• [INSTRUCTIONS TO FOLLOW]: From the entries below, gather every line containing the string "aplicação".

• [LISTED RECORDS]:
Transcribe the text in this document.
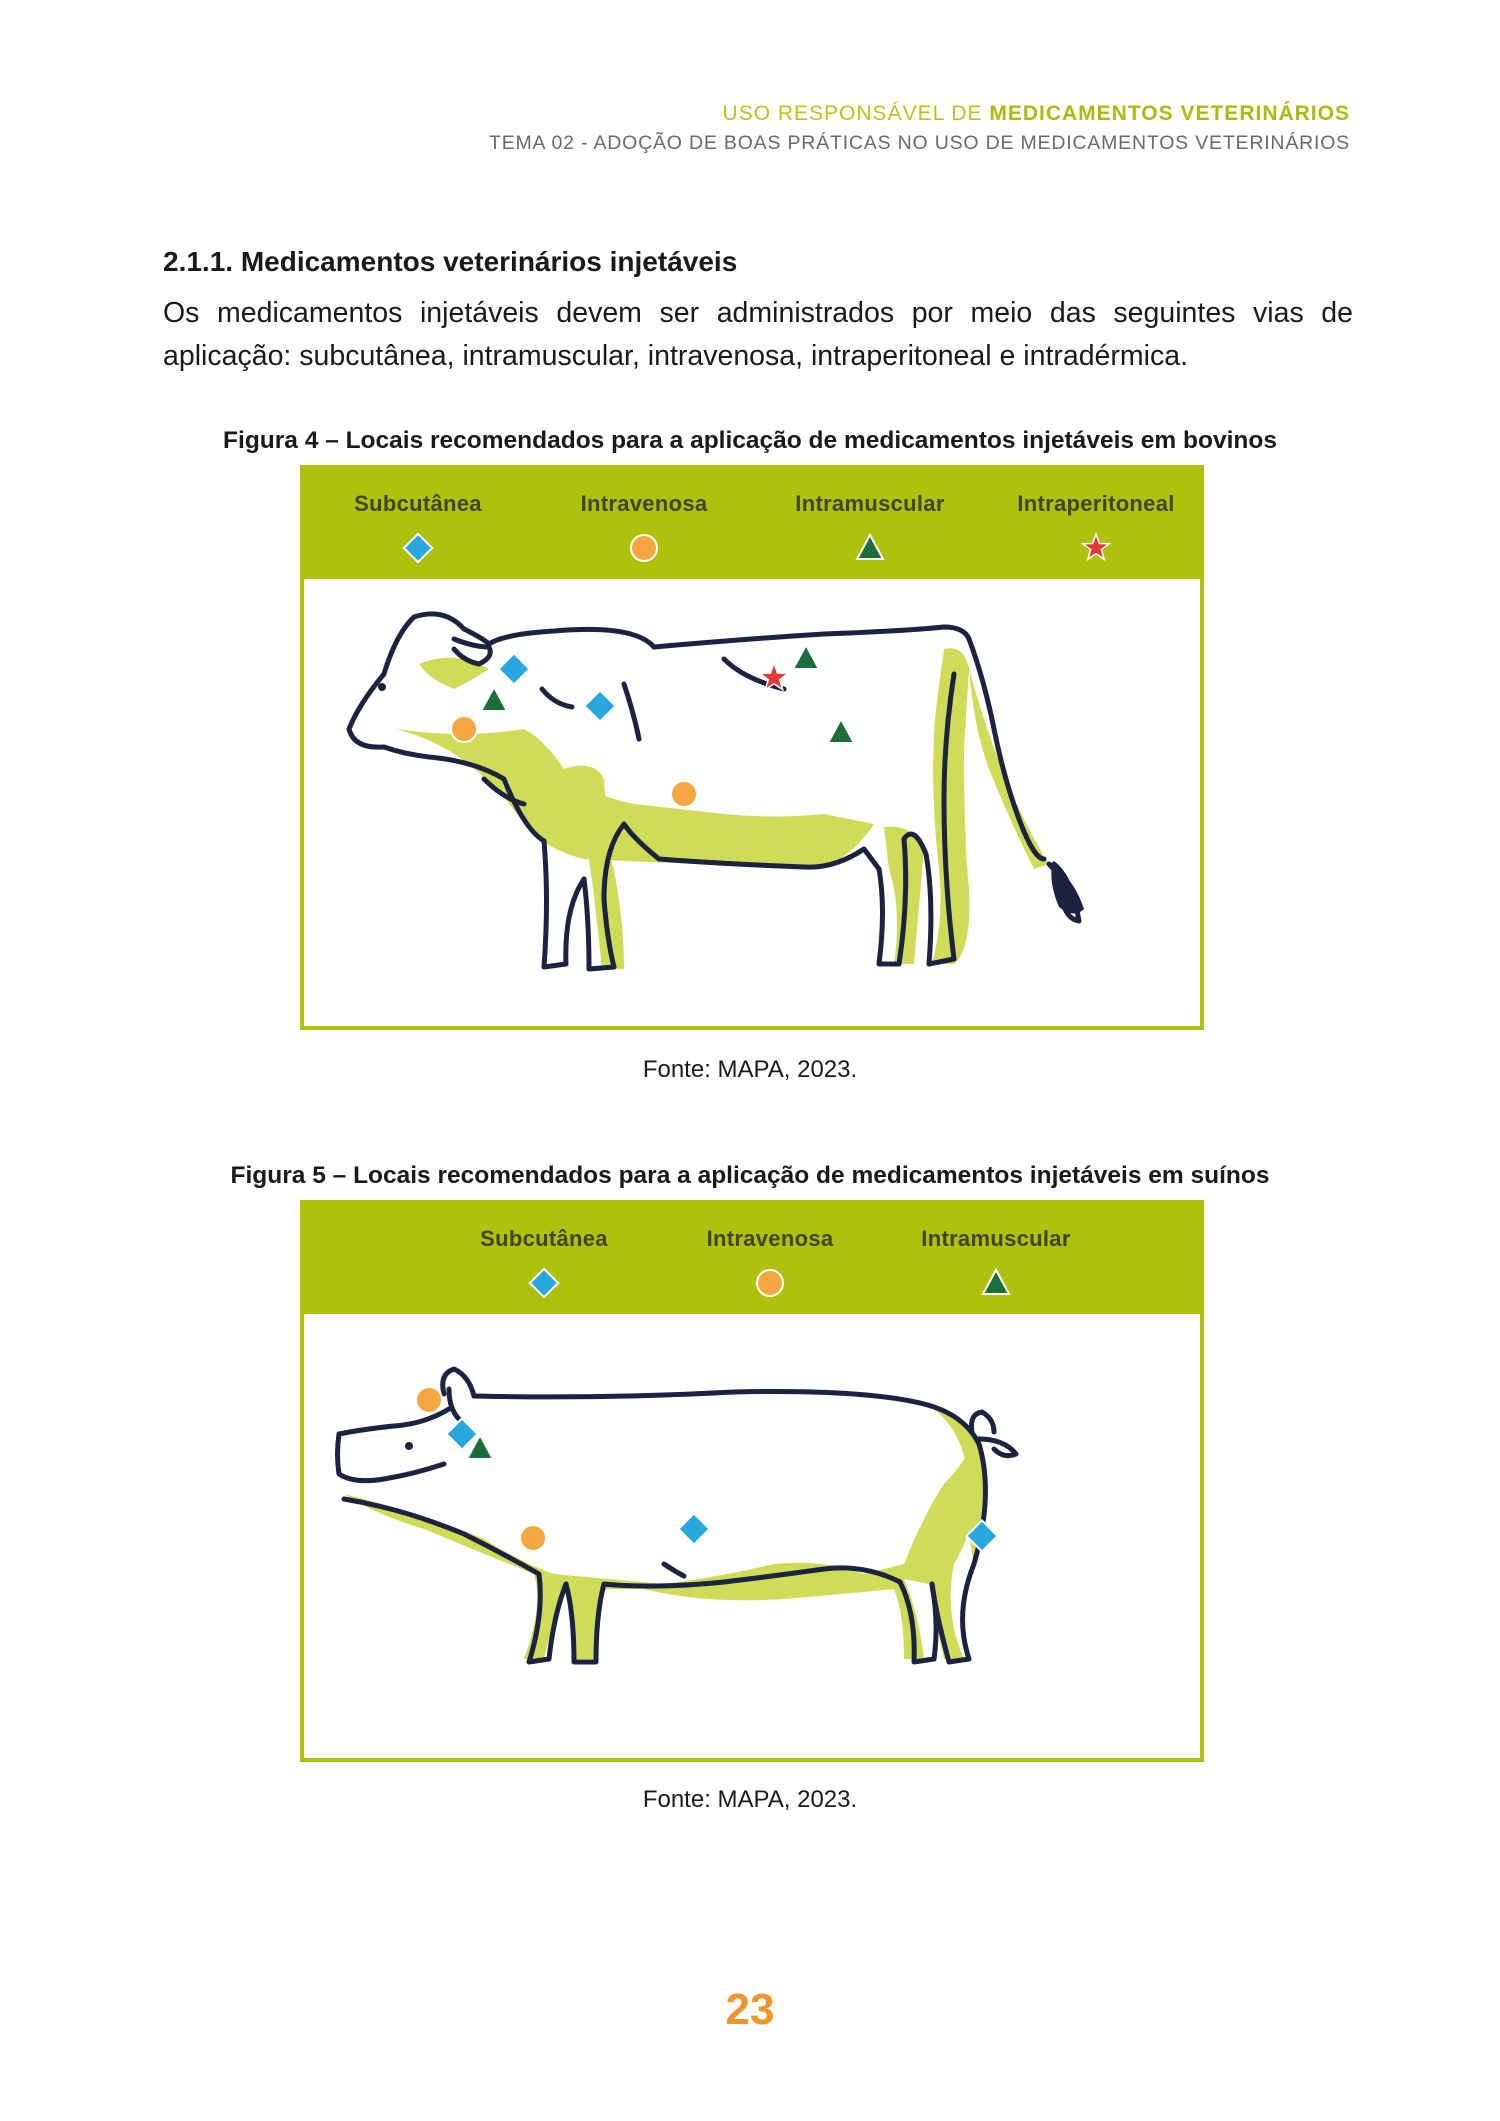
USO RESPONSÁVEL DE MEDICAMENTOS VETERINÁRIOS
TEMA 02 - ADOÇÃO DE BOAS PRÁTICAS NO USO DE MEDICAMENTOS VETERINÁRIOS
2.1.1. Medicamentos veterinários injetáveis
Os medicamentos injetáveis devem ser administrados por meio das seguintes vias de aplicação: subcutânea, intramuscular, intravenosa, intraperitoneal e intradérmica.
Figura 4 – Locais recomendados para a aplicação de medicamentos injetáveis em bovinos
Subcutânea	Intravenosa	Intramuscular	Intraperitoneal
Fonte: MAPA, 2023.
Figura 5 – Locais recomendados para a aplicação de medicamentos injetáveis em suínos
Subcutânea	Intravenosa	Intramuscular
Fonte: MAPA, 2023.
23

• [RESULT OF THIS EXERCISE]:
Os medicamentos injetáveis devem ser administrados por meio das seguintes vias de aplicação: subcutânea, intramuscular, intravenosa, intraperitoneal e intradérmica.
Figura 4 – Locais recomendados para a aplicação de medicamentos injetáveis em bovinos
Figura 5 – Locais recomendados para a aplicação de medicamentos injetáveis em suínos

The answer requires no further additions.